TASK DETAILS: Identify each line in the records below that contains the word "title", and copy it.

LISTING:
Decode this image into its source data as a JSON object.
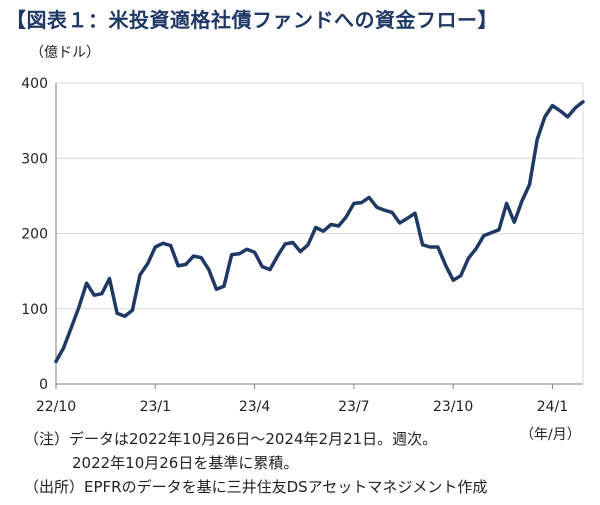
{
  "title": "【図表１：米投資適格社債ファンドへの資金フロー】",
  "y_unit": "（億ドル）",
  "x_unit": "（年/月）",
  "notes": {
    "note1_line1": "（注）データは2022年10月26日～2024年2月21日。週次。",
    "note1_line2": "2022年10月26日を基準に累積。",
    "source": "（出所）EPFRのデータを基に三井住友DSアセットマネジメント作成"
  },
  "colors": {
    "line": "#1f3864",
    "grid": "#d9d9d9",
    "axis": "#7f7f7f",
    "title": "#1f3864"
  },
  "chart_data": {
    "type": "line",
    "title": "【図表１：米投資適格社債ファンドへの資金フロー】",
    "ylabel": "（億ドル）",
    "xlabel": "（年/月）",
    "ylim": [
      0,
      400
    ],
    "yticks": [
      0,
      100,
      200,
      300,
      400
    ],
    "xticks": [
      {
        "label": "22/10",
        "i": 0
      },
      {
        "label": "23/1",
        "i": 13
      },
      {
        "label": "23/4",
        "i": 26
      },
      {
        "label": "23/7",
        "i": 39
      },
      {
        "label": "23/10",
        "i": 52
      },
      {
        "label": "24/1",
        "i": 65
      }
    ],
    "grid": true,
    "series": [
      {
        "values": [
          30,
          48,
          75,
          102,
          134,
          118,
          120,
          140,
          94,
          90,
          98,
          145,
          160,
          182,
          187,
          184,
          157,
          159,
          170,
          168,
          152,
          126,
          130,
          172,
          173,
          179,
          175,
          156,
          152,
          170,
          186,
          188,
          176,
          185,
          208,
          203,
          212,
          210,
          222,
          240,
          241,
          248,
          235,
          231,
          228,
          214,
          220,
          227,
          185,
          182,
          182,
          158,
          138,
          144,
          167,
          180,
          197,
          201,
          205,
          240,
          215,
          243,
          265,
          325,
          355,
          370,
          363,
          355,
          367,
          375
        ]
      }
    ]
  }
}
==
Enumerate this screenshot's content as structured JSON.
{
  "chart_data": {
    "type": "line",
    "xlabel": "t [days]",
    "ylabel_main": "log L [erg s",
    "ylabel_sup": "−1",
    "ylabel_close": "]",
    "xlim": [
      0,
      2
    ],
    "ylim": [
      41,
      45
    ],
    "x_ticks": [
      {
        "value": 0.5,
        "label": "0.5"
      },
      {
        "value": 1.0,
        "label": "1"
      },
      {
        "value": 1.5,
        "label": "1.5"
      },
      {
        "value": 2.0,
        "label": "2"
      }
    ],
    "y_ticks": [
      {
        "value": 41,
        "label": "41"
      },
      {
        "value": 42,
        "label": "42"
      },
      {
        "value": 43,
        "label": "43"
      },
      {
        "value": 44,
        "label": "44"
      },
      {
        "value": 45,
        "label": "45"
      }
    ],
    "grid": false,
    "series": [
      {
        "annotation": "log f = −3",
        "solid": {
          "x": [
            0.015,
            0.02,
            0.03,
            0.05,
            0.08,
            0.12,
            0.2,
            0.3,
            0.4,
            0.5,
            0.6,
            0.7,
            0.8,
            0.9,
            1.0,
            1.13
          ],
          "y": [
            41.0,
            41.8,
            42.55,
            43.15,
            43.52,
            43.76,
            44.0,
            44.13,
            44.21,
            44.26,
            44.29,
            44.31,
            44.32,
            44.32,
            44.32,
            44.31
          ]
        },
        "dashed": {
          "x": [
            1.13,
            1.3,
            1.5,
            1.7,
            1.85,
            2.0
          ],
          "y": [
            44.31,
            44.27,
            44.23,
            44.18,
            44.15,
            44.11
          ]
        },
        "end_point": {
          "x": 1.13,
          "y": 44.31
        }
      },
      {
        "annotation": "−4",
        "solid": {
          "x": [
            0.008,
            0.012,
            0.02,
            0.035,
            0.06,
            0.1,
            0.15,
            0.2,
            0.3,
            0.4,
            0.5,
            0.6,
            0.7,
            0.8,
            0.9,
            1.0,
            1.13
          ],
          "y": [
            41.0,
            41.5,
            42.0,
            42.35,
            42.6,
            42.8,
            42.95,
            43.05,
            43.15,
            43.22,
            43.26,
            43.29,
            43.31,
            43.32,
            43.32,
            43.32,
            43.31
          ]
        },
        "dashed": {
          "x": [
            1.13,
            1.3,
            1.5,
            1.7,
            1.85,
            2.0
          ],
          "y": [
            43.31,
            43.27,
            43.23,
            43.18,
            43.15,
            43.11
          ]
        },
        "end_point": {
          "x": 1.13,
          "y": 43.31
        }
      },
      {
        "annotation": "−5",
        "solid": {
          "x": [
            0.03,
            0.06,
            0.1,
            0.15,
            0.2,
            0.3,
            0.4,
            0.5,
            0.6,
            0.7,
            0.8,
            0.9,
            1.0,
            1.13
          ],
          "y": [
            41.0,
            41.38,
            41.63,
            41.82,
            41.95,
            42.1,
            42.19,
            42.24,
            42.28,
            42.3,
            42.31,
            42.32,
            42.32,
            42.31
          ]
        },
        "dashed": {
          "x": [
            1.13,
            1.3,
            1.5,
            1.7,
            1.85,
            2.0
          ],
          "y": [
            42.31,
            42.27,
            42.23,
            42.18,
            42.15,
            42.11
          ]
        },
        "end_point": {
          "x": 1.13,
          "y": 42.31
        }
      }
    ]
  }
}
---
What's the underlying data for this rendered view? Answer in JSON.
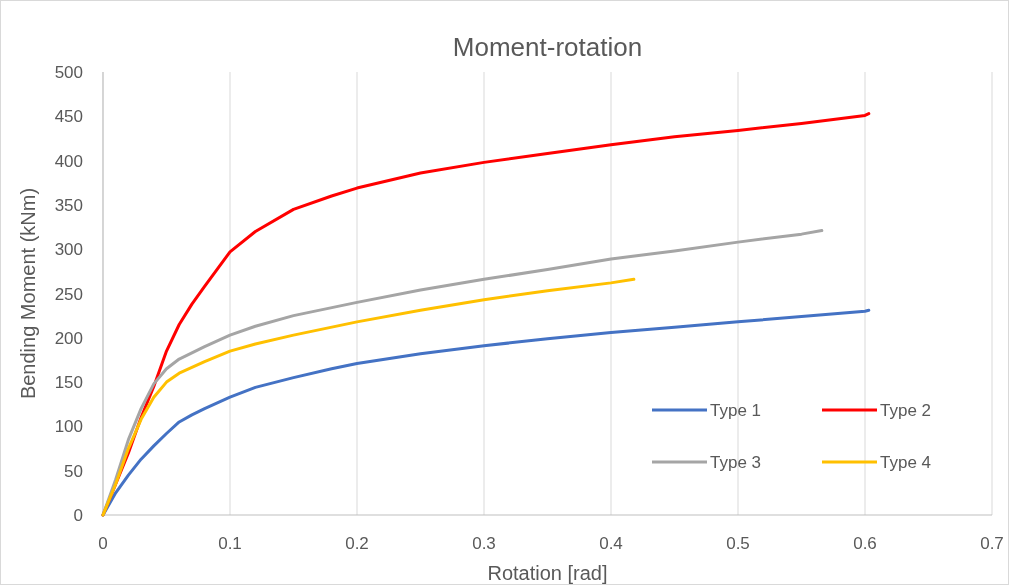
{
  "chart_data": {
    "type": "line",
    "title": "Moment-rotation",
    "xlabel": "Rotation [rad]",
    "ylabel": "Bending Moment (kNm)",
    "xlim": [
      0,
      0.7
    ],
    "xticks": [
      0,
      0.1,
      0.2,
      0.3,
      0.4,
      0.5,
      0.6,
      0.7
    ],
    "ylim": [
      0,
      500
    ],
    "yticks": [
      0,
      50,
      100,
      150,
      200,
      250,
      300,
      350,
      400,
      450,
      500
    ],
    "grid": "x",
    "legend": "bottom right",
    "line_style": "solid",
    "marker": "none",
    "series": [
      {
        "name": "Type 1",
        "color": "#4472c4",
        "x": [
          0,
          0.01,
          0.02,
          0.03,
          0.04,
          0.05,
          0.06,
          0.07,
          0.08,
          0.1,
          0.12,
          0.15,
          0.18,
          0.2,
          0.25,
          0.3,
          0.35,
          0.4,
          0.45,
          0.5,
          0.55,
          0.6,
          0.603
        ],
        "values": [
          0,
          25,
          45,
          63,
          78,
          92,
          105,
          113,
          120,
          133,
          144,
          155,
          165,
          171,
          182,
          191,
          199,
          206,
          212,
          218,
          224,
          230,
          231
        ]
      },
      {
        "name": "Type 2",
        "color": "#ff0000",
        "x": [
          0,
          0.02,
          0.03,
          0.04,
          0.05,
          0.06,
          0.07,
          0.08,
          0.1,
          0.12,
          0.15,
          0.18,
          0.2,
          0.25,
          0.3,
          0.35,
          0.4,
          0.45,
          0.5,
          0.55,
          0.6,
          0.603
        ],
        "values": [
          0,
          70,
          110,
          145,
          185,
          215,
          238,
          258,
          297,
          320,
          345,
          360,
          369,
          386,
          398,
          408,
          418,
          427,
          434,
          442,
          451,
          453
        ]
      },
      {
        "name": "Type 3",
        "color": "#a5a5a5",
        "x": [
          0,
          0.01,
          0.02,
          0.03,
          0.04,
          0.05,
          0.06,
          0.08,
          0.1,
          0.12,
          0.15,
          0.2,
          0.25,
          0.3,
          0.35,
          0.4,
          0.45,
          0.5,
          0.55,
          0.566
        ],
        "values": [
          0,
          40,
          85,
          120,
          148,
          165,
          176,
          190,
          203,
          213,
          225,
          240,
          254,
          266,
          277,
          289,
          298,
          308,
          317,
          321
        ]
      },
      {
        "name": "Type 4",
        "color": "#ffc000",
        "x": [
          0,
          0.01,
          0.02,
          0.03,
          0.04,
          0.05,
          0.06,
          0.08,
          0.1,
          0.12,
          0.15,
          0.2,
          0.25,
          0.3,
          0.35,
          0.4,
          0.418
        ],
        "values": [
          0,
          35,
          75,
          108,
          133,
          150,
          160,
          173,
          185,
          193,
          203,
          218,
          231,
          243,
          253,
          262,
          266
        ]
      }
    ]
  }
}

SOLUTION TO THE PROBLEM:
  "title": "【図表１：米投資適格社債ファンドへの資金フロー】",
    "title": "#1f3864"
    "title": "【図表１：米投資適格社債ファンドへの資金フロー】",
    "title": "Moment-rotation",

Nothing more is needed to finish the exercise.